Stored rows -
============
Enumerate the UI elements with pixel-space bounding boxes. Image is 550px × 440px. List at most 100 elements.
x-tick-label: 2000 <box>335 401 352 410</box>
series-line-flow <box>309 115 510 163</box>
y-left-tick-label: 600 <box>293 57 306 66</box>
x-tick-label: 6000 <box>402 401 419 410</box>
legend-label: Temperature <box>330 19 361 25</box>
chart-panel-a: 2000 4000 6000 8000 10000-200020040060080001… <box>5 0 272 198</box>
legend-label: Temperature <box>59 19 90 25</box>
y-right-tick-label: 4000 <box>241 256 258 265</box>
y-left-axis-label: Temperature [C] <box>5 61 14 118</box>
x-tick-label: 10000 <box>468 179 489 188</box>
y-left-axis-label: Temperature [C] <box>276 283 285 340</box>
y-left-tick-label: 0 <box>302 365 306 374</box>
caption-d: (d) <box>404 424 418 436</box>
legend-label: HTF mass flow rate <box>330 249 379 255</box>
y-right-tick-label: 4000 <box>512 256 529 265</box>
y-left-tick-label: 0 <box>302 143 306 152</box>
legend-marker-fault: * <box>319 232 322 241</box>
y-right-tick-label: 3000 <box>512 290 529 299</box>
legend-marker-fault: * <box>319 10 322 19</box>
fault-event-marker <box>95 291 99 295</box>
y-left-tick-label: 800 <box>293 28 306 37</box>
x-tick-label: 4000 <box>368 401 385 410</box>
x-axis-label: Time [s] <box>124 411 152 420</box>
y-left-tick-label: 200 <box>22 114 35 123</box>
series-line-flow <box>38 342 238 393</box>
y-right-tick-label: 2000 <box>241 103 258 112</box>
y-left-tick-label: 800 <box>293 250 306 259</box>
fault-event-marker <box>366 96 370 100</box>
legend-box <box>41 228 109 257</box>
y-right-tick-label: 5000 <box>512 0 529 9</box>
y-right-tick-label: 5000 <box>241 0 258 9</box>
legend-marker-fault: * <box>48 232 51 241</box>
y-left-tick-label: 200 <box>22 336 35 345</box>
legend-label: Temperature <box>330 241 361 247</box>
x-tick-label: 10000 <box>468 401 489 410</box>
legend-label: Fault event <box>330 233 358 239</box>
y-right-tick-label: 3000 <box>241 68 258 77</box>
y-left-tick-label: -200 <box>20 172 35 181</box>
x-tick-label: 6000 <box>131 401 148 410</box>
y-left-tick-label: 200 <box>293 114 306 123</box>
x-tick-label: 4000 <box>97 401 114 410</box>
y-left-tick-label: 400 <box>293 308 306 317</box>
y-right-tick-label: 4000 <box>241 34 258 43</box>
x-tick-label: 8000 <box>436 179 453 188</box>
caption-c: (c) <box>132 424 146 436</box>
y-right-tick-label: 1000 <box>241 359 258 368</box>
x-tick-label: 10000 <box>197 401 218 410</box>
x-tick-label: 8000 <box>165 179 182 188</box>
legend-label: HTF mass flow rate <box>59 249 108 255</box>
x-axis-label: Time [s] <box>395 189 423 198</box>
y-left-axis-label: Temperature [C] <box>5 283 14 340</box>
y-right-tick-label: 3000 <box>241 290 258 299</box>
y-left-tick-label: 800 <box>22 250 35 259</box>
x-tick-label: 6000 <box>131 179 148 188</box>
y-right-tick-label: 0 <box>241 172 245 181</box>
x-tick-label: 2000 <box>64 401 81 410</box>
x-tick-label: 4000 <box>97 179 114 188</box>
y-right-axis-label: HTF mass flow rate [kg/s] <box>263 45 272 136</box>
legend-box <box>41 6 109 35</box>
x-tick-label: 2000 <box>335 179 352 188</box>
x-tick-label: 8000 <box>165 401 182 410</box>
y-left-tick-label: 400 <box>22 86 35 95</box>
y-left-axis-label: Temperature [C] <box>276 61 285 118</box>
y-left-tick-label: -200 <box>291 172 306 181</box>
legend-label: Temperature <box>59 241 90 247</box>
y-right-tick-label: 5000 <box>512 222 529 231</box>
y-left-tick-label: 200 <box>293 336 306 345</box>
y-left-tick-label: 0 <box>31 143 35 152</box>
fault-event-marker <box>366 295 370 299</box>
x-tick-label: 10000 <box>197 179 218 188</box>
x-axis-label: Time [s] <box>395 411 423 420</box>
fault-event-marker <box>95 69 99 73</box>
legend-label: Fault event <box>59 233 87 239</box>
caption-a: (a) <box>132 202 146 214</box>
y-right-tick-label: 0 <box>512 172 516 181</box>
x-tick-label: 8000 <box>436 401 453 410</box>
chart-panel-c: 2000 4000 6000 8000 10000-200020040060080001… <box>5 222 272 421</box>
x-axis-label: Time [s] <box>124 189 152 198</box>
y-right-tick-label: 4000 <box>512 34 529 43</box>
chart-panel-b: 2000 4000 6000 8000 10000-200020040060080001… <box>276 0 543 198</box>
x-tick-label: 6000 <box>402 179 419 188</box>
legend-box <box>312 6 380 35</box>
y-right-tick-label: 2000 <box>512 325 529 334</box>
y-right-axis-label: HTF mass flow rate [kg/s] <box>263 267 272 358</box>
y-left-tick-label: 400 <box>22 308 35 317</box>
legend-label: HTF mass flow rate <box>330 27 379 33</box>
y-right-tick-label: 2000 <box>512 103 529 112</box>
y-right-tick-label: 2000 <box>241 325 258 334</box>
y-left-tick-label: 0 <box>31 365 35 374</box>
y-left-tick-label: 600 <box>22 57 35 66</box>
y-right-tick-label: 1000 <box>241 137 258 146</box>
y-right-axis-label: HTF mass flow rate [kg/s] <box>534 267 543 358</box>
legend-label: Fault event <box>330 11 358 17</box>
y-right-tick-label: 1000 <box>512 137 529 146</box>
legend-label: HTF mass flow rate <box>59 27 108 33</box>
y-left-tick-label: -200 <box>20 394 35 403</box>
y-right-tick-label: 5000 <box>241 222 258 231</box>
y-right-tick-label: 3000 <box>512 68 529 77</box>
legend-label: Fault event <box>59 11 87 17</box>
============
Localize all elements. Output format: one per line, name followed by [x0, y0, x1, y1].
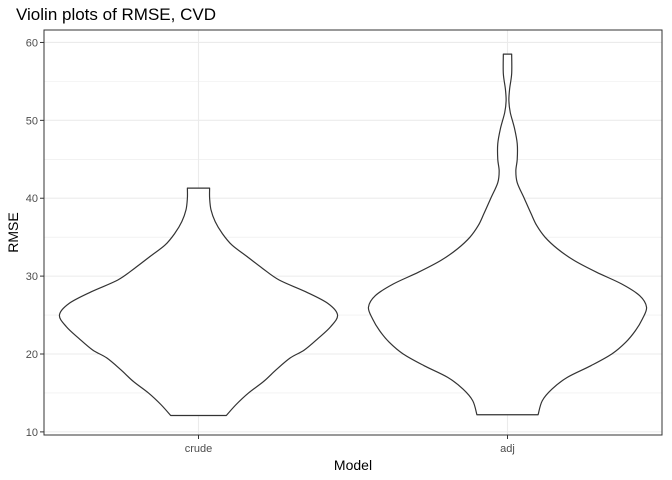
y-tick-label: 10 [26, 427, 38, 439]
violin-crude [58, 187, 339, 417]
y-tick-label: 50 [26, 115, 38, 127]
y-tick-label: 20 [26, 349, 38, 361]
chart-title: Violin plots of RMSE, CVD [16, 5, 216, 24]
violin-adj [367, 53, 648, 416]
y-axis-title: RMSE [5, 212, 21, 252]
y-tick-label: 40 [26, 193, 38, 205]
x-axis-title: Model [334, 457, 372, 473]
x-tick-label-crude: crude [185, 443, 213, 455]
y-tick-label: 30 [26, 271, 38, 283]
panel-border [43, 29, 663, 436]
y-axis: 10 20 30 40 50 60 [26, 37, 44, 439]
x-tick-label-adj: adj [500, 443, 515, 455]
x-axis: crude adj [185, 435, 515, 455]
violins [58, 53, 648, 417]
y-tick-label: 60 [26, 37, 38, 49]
============
Exercise instructions -
Quote the rows from the line with "y-tick-label: 10 [26, 427, 38, 439]" to the line with "x-axis-title: Model [334, 457, 372, 473]", copying each one verbatim.

Solution -
y-tick-label: 10 [26, 427, 38, 439]
violin-crude [58, 187, 339, 417]
y-tick-label: 50 [26, 115, 38, 127]
y-tick-label: 20 [26, 349, 38, 361]
chart-title: Violin plots of RMSE, CVD [16, 5, 216, 24]
violin-adj [367, 53, 648, 416]
y-axis-title: RMSE [5, 212, 21, 252]
y-tick-label: 40 [26, 193, 38, 205]
x-axis-title: Model [334, 457, 372, 473]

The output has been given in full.